TEXT EXCERPT -

========================

Brandon goes onto the radio to announce to the school that he and Marianne did not sleep together. He’s hoping his humiliation will illicit forgiveness. Brenda and Kelly discuss Brenda’s date on a Friday, and a Kelly says that Brenda has to tell Jason the truth and that if he really loves her, it won’t matter. She sounds like the voice of reason until you realize that Jason and Brenda have been on two dates and a Brenda is 16, while Jason is 25. Brenda and Kelly get their quizzes back in science class and Brenda has failed. So has Kelly, but that’s to be expected. She did just give Brenda that really horrible advice. Because of Brenda’s previous academic record, she is required to go to the principal. Once in the principals office, I notice the outfit that Brenda is wearing. She has on a blue blazer, yellow T-shirt and tights and checkerboard skirt. She has been Kelly Taylored. Brenda promises to do better, and the principal gives her something to have her parents sign. He tells her that something is obviously going on with her, and he wants to make sure someone knows. Finally, someone who should actually be teaching children. This must be why he disappears after the first episode.

========================

DATA EXTRACT -
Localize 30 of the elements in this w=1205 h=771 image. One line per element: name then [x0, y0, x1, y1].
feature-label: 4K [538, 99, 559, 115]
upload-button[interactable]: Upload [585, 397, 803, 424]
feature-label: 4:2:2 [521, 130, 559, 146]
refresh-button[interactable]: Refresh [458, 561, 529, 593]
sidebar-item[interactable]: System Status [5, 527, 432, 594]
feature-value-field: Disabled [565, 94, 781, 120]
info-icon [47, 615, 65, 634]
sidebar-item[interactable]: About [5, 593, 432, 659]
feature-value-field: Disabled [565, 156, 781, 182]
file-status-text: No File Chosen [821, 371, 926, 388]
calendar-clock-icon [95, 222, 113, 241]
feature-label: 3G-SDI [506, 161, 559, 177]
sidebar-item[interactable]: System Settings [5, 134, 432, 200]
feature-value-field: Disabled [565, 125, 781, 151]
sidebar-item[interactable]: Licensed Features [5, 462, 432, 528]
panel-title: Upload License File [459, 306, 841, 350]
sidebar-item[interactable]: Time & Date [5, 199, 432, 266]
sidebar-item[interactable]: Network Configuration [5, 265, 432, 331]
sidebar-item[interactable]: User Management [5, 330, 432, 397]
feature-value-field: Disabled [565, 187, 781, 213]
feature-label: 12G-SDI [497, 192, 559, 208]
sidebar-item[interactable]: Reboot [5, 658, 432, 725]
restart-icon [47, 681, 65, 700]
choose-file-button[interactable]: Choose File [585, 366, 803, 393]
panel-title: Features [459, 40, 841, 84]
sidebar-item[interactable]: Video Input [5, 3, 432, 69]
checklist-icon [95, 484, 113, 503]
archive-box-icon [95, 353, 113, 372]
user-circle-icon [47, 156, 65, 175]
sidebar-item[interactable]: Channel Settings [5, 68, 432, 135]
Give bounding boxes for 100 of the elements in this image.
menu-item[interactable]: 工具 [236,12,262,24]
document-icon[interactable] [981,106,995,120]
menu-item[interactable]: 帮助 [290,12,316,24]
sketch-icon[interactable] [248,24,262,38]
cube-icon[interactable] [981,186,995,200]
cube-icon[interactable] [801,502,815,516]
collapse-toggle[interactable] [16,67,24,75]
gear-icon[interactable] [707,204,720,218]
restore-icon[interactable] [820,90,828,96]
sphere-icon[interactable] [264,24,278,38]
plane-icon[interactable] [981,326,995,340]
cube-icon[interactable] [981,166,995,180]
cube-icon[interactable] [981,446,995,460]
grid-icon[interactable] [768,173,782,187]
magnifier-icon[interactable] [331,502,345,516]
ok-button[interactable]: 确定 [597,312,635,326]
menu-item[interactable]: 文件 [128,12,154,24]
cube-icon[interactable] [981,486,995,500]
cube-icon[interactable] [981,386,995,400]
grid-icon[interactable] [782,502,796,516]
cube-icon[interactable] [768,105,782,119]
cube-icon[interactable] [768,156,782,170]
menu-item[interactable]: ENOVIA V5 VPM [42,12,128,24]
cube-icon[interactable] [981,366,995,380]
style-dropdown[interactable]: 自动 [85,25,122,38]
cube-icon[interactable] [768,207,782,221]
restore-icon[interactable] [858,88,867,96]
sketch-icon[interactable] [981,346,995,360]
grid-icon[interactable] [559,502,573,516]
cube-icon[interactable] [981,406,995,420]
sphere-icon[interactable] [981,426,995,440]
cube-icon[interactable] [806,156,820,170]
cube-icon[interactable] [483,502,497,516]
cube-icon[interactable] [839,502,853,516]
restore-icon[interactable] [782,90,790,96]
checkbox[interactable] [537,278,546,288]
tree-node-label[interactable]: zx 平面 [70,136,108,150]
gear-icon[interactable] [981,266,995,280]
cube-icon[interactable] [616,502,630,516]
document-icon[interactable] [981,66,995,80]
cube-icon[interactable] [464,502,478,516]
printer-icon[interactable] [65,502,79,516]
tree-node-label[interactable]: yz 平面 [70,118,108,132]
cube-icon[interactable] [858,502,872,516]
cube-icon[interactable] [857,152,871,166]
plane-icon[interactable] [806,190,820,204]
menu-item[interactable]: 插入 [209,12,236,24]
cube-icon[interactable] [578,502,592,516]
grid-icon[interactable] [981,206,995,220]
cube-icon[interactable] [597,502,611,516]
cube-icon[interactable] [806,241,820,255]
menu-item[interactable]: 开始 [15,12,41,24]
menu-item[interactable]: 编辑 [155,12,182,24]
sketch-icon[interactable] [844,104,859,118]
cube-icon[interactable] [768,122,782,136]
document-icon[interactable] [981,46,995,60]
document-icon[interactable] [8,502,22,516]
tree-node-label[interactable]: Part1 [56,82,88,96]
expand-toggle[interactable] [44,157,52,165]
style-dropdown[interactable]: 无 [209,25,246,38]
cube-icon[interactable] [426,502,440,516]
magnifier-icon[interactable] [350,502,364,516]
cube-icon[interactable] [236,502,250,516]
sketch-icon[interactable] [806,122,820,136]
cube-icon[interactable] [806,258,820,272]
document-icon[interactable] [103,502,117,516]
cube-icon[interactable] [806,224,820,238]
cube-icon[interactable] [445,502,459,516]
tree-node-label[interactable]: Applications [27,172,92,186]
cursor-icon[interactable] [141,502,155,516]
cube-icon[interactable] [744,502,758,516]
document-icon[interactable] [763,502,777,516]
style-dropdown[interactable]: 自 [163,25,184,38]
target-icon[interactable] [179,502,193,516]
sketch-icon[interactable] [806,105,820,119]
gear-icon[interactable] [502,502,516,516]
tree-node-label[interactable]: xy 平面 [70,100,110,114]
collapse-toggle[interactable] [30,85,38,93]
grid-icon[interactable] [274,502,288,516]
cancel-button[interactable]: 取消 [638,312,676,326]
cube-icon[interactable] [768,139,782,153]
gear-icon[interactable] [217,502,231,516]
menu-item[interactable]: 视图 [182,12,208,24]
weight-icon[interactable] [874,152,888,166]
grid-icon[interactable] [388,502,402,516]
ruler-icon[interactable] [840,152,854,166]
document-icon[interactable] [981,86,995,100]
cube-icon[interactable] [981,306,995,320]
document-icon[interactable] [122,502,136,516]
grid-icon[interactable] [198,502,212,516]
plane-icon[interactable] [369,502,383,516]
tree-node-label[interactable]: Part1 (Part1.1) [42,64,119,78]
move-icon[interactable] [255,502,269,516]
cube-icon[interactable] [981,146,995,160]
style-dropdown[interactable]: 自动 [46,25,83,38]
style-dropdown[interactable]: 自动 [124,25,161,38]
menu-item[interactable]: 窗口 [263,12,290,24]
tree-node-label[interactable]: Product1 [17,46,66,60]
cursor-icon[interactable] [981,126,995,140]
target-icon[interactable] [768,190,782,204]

========================

Set down the full episode recap about Brandon's radio announcement and Brenda's visit to the principal, word for word. The entries were taken from a separate source.

Brandon goes onto the radio to announce to the school that he and Marianne did not sleep together. He’s hoping his humiliation will illicit forgiveness. Brenda and Kelly discuss Brenda’s date on a Friday, and a Kelly says that Brenda has to tell Jason the truth and that if he really loves her, it won’t matter. She sounds like the voice of reason until you realize that Jason and Brenda have been on two dates and a Brenda is 16, while Jason is 25. Brenda and Kelly get their quizzes back in science class and Brenda has failed. So has Kelly, but that’s to be expected. She did just give Brenda that really horrible advice. Because of Brenda’s previous academic record, she is required to go to the principal. Once in the principals office, I notice the outfit that Brenda is wearing. She has on a blue blazer, yellow T-shirt and tights and checkerboard skirt. She has been Kelly Taylored. Brenda promises to do better, and the principal gives her something to have her parents sign. He tells her that something is obviously going on with her, and he wants to make sure someone knows. Finally, someone who should actually be teaching children. This must be why he disappears after the first episode.